_Instructions for the task_
Please give the listing again in its entirety, exactly as written.

_Listed entries_
+-------+

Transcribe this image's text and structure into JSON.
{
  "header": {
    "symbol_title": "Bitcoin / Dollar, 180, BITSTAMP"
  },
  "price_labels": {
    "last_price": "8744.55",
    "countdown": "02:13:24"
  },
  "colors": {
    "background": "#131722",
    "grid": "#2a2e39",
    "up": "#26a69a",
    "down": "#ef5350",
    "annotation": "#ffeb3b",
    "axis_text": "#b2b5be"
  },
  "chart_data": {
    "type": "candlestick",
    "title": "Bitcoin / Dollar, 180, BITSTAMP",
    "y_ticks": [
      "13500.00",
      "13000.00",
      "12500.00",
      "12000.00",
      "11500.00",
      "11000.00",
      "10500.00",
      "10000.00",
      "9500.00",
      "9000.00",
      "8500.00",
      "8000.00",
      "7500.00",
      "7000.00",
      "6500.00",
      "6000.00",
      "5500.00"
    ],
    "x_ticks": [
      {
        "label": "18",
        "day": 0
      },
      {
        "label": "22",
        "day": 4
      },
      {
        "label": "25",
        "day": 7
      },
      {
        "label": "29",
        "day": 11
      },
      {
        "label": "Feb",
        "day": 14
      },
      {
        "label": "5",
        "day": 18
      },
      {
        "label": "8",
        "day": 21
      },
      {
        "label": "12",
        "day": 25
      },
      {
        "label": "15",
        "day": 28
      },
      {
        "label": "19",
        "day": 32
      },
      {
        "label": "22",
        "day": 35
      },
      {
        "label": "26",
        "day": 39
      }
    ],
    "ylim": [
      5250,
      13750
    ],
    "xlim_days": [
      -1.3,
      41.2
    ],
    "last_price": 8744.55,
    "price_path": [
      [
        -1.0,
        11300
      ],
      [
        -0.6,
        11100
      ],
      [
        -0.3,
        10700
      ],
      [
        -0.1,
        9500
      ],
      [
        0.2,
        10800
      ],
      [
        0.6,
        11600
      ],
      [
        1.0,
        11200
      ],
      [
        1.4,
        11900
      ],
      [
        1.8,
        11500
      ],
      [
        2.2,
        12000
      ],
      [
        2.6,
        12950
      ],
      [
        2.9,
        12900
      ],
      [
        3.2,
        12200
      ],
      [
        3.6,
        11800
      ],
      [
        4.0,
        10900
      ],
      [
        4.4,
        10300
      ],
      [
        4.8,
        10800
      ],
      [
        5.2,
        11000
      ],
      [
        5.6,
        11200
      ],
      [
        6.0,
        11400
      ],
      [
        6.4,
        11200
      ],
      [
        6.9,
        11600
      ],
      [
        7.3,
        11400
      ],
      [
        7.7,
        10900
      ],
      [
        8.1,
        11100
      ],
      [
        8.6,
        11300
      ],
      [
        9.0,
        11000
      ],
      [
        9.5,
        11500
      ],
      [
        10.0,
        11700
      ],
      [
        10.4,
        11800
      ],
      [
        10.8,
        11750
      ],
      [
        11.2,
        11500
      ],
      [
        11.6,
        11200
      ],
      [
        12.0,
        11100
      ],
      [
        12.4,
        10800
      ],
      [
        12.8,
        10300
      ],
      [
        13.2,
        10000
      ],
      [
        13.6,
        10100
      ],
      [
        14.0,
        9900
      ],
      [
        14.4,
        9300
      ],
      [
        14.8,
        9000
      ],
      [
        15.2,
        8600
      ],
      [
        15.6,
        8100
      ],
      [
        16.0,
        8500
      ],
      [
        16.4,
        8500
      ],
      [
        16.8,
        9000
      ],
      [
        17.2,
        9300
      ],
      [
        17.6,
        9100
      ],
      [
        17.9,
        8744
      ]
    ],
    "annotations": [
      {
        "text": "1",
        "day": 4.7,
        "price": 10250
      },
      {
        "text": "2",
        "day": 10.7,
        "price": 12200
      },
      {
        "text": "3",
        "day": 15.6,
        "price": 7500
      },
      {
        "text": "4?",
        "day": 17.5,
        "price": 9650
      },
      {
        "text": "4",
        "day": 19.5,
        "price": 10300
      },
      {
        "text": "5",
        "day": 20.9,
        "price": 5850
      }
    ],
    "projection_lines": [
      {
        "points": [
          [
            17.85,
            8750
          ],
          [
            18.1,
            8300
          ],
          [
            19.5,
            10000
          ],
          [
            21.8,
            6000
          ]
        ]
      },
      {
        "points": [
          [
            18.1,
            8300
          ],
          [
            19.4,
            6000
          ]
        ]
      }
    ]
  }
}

+-------+

_Task response_
Transcribe this image's text and structure into JSON.
{
  "header": {
    "symbol_title": "Bitcoin / Dollar, 180, BITSTAMP"
  },
  "price_labels": {
    "last_price": "8744.55",
    "countdown": "02:13:24"
  },
  "colors": {
    "background": "#131722",
    "grid": "#2a2e39",
    "up": "#26a69a",
    "down": "#ef5350",
    "annotation": "#ffeb3b",
    "axis_text": "#b2b5be"
  },
  "chart_data": {
    "type": "candlestick",
    "title": "Bitcoin / Dollar, 180, BITSTAMP",
    "y_ticks": [
      "13500.00",
      "13000.00",
      "12500.00",
      "12000.00",
      "11500.00",
      "11000.00",
      "10500.00",
      "10000.00",
      "9500.00",
      "9000.00",
      "8500.00",
      "8000.00",
      "7500.00",
      "7000.00",
      "6500.00",
      "6000.00",
      "5500.00"
    ],
    "x_ticks": [
      {
        "label": "18",
        "day": 0
      },
      {
        "label": "22",
        "day": 4
      },
      {
        "label": "25",
        "day": 7
      },
      {
        "label": "29",
        "day": 11
      },
      {
        "label": "Feb",
        "day": 14
      },
      {
        "label": "5",
        "day": 18
      },
      {
        "label": "8",
        "day": 21
      },
      {
        "label": "12",
        "day": 25
      },
      {
        "label": "15",
        "day": 28
      },
      {
        "label": "19",
        "day": 32
      },
      {
        "label": "22",
        "day": 35
      },
      {
        "label": "26",
        "day": 39
      }
    ],
    "ylim": [
      5250,
      13750
    ],
    "xlim_days": [
      -1.3,
      41.2
    ],
    "last_price": 8744.55,
    "price_path": [
      [
        -1.0,
        11300
      ],
      [
        -0.6,
        11100
      ],
      [
        -0.3,
        10700
      ],
      [
        -0.1,
        9500
      ],
      [
        0.2,
        10800
      ],
      [
        0.6,
        11600
      ],
      [
        1.0,
        11200
      ],
      [
        1.4,
        11900
      ],
      [
        1.8,
        11500
      ],
      [
        2.2,
        12000
      ],
      [
        2.6,
        12950
      ],
      [
        2.9,
        12900
      ],
      [
        3.2,
        12200
      ],
      [
        3.6,
        11800
      ],
      [
        4.0,
        10900
      ],
      [
        4.4,
        10300
      ],
      [
        4.8,
        10800
      ],
      [
        5.2,
        11000
      ],
      [
        5.6,
        11200
      ],
      [
        6.0,
        11400
      ],
      [
        6.4,
        11200
      ],
      [
        6.9,
        11600
      ],
      [
        7.3,
        11400
      ],
      [
        7.7,
        10900
      ],
      [
        8.1,
        11100
      ],
      [
        8.6,
        11300
      ],
      [
        9.0,
        11000
      ],
      [
        9.5,
        11500
      ],
      [
        10.0,
        11700
      ],
      [
        10.4,
        11800
      ],
      [
        10.8,
        11750
      ],
      [
        11.2,
        11500
      ],
      [
        11.6,
        11200
      ],
      [
        12.0,
        11100
      ],
      [
        12.4,
        10800
      ],
      [
        12.8,
        10300
      ],
      [
        13.2,
        10000
      ],
      [
        13.6,
        10100
      ],
      [
        14.0,
        9900
      ],
      [
        14.4,
        9300
      ],
      [
        14.8,
        9000
      ],
      [
        15.2,
        8600
      ],
      [
        15.6,
        8100
      ],
      [
        16.0,
        8500
      ],
      [
        16.4,
        8500
      ],
      [
        16.8,
        9000
      ],
      [
        17.2,
        9300
      ],
      [
        17.6,
        9100
      ],
      [
        17.9,
        8744
      ]
    ],
    "annotations": [
      {
        "text": "1",
        "day": 4.7,
        "price": 10250
      },
      {
        "text": "2",
        "day": 10.7,
        "price": 12200
      },
      {
        "text": "3",
        "day": 15.6,
        "price": 7500
      },
      {
        "text": "4?",
        "day": 17.5,
        "price": 9650
      },
      {
        "text": "4",
        "day": 19.5,
        "price": 10300
      },
      {
        "text": "5",
        "day": 20.9,
        "price": 5850
      }
    ],
    "projection_lines": [
      {
        "points": [
          [
            17.85,
            8750
          ],
          [
            18.1,
            8300
          ],
          [
            19.5,
            10000
          ],
          [
            21.8,
            6000
          ]
        ]
      },
      {
        "points": [
          [
            18.1,
            8300
          ],
          [
            19.4,
            6000
          ]
        ]
      }
    ]
  }
}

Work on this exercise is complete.